• EXERCISE:
Check every line below for the word "document" and copy each one that has it.

-- start RECORD LIST --

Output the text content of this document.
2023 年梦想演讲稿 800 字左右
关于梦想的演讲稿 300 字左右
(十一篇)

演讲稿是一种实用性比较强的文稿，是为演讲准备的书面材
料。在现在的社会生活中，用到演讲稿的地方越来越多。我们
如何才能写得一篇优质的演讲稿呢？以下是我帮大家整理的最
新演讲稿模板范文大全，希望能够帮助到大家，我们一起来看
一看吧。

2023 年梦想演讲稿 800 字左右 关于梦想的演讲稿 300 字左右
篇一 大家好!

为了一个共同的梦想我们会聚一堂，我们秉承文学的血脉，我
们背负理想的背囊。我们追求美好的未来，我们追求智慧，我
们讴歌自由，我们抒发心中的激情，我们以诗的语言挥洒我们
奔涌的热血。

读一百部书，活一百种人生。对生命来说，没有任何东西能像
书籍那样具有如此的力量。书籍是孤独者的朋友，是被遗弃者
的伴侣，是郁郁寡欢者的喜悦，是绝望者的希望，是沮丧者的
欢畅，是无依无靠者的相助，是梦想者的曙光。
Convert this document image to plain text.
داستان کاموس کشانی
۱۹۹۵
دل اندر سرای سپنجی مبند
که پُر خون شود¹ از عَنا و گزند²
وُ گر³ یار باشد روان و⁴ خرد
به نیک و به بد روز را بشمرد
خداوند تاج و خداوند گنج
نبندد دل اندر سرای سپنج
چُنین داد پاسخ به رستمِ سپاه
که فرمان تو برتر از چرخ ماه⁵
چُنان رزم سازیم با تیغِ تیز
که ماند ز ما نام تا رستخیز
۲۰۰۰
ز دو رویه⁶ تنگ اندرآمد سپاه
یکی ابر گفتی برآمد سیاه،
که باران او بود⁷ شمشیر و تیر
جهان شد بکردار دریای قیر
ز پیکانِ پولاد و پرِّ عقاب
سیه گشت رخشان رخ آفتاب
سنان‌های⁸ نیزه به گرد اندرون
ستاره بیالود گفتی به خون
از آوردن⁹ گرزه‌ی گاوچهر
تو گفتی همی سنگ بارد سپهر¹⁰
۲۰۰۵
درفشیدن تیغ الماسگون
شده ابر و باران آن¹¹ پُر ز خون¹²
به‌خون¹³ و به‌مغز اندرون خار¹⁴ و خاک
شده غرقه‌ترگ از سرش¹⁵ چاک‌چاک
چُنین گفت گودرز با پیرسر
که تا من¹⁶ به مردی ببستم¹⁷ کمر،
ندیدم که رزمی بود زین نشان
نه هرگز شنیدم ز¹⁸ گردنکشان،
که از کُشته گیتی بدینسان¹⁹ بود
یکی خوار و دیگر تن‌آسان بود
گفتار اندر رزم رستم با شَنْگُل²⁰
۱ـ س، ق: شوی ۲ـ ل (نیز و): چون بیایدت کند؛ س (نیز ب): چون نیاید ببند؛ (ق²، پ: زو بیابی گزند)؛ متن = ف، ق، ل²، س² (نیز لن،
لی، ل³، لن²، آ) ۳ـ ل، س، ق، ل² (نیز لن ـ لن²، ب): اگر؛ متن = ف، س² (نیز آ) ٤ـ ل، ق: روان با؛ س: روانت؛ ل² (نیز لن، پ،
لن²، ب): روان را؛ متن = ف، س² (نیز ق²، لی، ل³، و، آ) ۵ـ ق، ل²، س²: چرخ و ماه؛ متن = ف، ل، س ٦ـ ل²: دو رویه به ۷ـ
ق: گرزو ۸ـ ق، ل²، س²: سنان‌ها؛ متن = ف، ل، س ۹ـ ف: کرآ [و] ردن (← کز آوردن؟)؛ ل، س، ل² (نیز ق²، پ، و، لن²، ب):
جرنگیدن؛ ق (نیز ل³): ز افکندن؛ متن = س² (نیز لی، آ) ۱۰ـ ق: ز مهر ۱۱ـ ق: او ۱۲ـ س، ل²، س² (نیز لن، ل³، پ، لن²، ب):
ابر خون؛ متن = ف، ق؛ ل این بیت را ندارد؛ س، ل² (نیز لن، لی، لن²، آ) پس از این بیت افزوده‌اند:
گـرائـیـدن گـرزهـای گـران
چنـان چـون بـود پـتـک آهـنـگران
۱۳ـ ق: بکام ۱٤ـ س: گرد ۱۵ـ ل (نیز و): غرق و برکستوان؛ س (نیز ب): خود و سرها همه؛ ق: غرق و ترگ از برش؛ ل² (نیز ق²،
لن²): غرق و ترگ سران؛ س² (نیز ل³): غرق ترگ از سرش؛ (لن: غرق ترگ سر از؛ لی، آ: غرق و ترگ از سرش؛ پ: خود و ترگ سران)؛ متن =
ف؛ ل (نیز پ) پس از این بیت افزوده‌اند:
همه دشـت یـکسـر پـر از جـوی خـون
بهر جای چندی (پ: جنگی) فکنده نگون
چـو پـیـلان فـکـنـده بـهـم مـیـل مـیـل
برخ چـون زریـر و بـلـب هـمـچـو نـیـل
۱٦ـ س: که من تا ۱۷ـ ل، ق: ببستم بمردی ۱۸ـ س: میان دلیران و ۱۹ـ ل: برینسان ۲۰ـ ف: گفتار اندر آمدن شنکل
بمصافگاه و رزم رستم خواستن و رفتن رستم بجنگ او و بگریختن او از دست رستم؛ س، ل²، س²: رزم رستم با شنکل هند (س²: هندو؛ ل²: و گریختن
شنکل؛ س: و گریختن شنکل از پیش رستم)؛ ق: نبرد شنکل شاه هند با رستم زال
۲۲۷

-- end RECORD LIST --

• TASK SOLUTION:
Output the text content of this document.
Convert this document image to plain text.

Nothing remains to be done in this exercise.